[start of LISTING]

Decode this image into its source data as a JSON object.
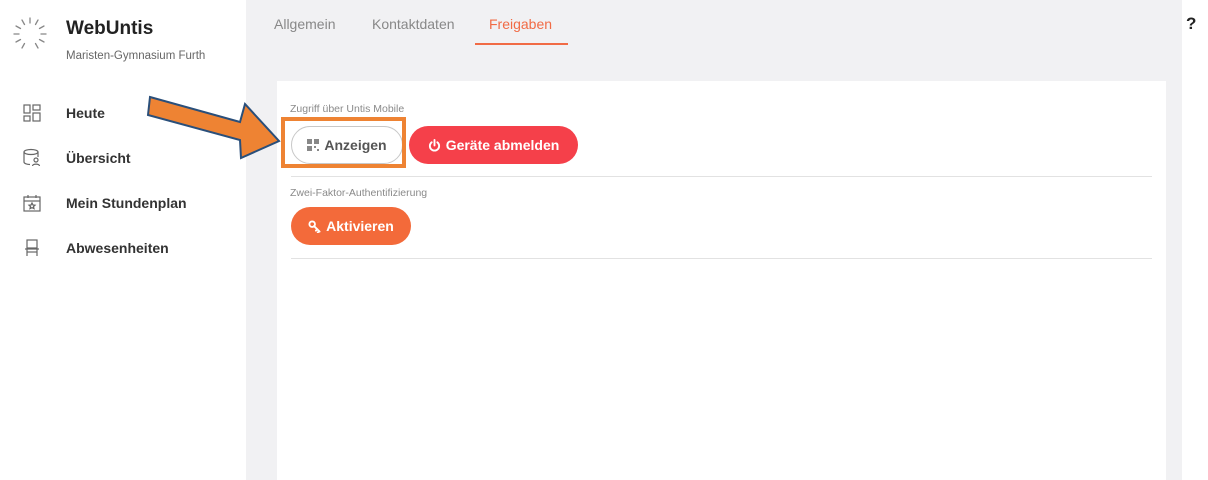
{
  "app": {
    "title": "WebUntis",
    "school": "Maristen-Gymnasium Furth"
  },
  "sidebar": {
    "items": [
      {
        "label": "Heute",
        "icon": "dashboard-icon"
      },
      {
        "label": "Übersicht",
        "icon": "database-user-icon"
      },
      {
        "label": "Mein Stundenplan",
        "icon": "calendar-star-icon"
      },
      {
        "label": "Abwesenheiten",
        "icon": "chair-icon"
      }
    ]
  },
  "tabs": [
    {
      "label": "Allgemein",
      "active": false
    },
    {
      "label": "Kontaktdaten",
      "active": false
    },
    {
      "label": "Freigaben",
      "active": true
    }
  ],
  "help_label": "?",
  "sections": {
    "mobile": {
      "label": "Zugriff über Untis Mobile",
      "show_button": "Anzeigen",
      "logout_button": "Geräte abmelden"
    },
    "twofactor": {
      "label": "Zwei-Faktor-Authentifizierung",
      "activate_button": "Aktivieren"
    }
  },
  "colors": {
    "accent": "#f16b45",
    "danger": "#f5404a",
    "activate": "#f36a3a",
    "annotation": "#ee8333"
  }
}
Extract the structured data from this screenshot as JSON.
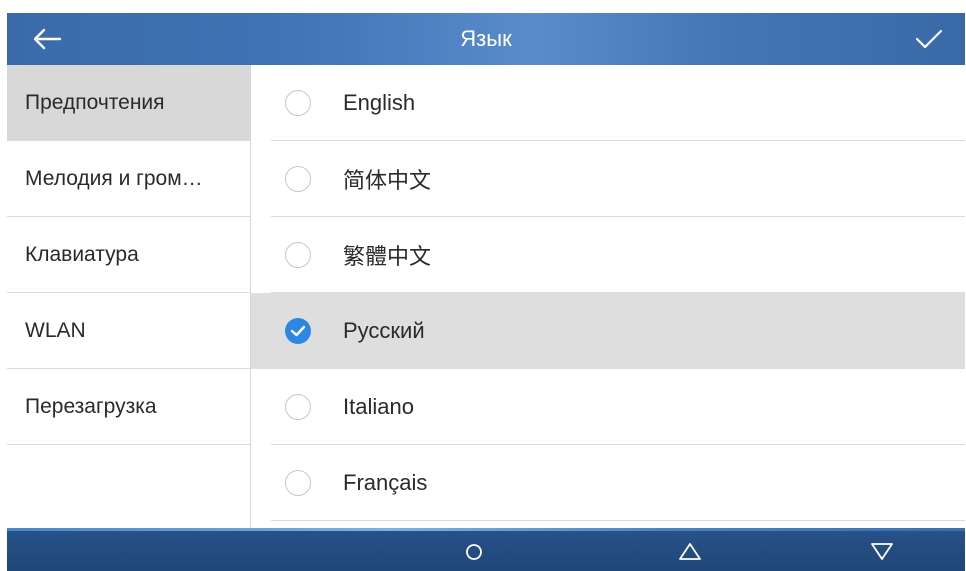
{
  "header": {
    "title": "Язык",
    "back_icon": "arrow-left-icon",
    "confirm_icon": "checkmark-icon",
    "colors": {
      "bar": "#3f74b6",
      "text": "#ffffff"
    }
  },
  "sidebar": {
    "items": [
      {
        "label": "Предпочтения",
        "active": true
      },
      {
        "label": "Мелодия и гром…",
        "active": false
      },
      {
        "label": "Клавиатура",
        "active": false
      },
      {
        "label": "WLAN",
        "active": false
      },
      {
        "label": "Перезагрузка",
        "active": false
      }
    ]
  },
  "languages": {
    "items": [
      {
        "label": "English",
        "selected": false
      },
      {
        "label": "简体中文",
        "selected": false
      },
      {
        "label": "繁體中文",
        "selected": false
      },
      {
        "label": "Русский",
        "selected": true
      },
      {
        "label": "Italiano",
        "selected": false
      },
      {
        "label": "Français",
        "selected": false
      }
    ],
    "colors": {
      "selected_radio": "#2d87e2",
      "selected_row": "#dedede"
    }
  },
  "navbar": {
    "buttons": [
      "circle-home-icon",
      "triangle-up-icon",
      "triangle-down-icon"
    ],
    "color": "#1f4678"
  }
}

[end of LISTING]

* PROBLEM STATEMENT: Of the lines above, copy each that contains "triangle".

* SOLUTION:
      "triangle-up-icon",
      "triangle-down-icon"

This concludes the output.